#### [The task]
Without including any pictures, copy each entry below exactly.

#### [Records to use]

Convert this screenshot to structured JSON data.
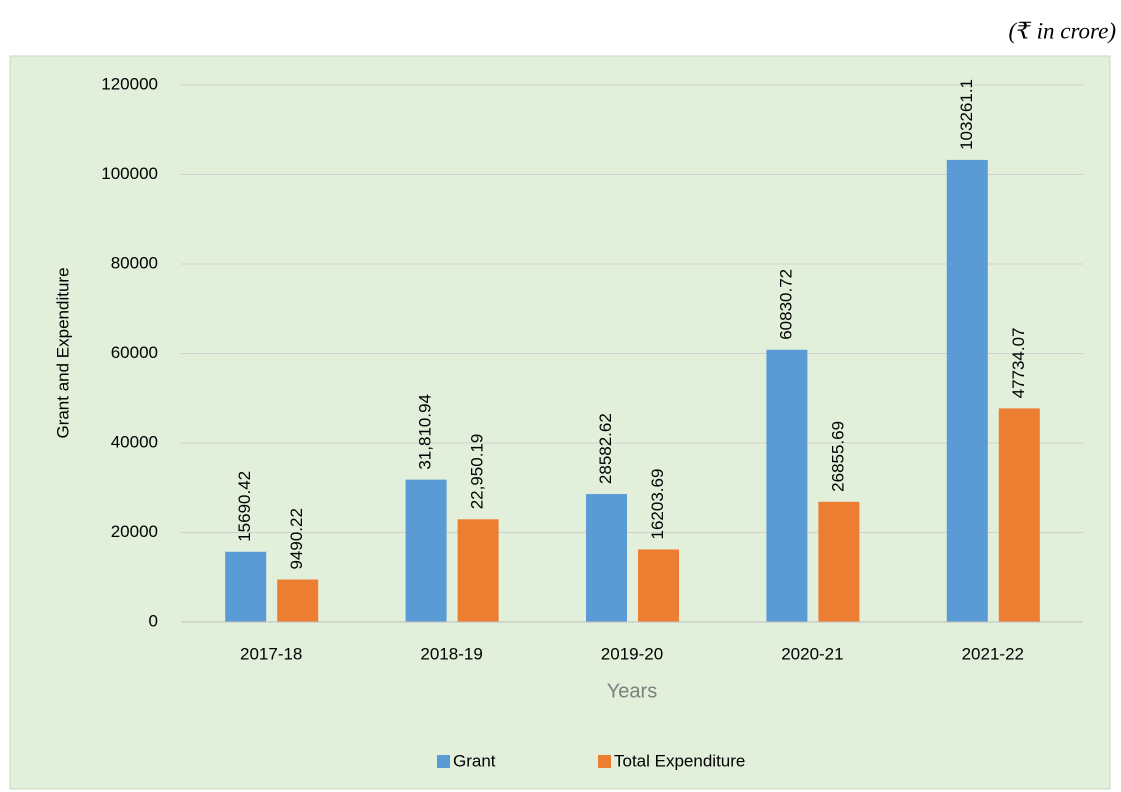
{
  "chart_data": {
    "type": "bar",
    "annotation": "(₹ in crore)",
    "y_label": "Grant and Expenditure",
    "x_label": "Years",
    "categories": [
      "2017-18",
      "2018-19",
      "2019-20",
      "2020-21",
      "2021-22"
    ],
    "series": [
      {
        "name": "Grant",
        "color": "#5b9bd5",
        "values": [
          15690.42,
          31810.94,
          28582.62,
          60830.72,
          103261.1
        ],
        "value_labels": [
          "15690.42",
          "31,810.94",
          "28582.62",
          "60830.72",
          "103261.1"
        ]
      },
      {
        "name": "Total Expenditure",
        "color": "#ed7d31",
        "values": [
          9490.22,
          22950.19,
          16203.69,
          26855.69,
          47734.07
        ],
        "value_labels": [
          "9490.22",
          "22,950.19",
          "16203.69",
          "26855.69",
          "47734.07"
        ]
      }
    ],
    "ylim": [
      0,
      120000
    ],
    "yticks": [
      0,
      20000,
      40000,
      60000,
      80000,
      100000,
      120000
    ],
    "grid": true,
    "legend": "bottom"
  }
}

#### [Response to the exercise]
Convert this screenshot to structured JSON data.
{
  "chart_data": {
    "type": "bar",
    "annotation": "(₹ in crore)",
    "y_label": "Grant and Expenditure",
    "x_label": "Years",
    "categories": [
      "2017-18",
      "2018-19",
      "2019-20",
      "2020-21",
      "2021-22"
    ],
    "series": [
      {
        "name": "Grant",
        "color": "#5b9bd5",
        "values": [
          15690.42,
          31810.94,
          28582.62,
          60830.72,
          103261.1
        ],
        "value_labels": [
          "15690.42",
          "31,810.94",
          "28582.62",
          "60830.72",
          "103261.1"
        ]
      },
      {
        "name": "Total Expenditure",
        "color": "#ed7d31",
        "values": [
          9490.22,
          22950.19,
          16203.69,
          26855.69,
          47734.07
        ],
        "value_labels": [
          "9490.22",
          "22,950.19",
          "16203.69",
          "26855.69",
          "47734.07"
        ]
      }
    ],
    "ylim": [
      0,
      120000
    ],
    "yticks": [
      0,
      20000,
      40000,
      60000,
      80000,
      100000,
      120000
    ],
    "grid": true,
    "legend": "bottom"
  }
}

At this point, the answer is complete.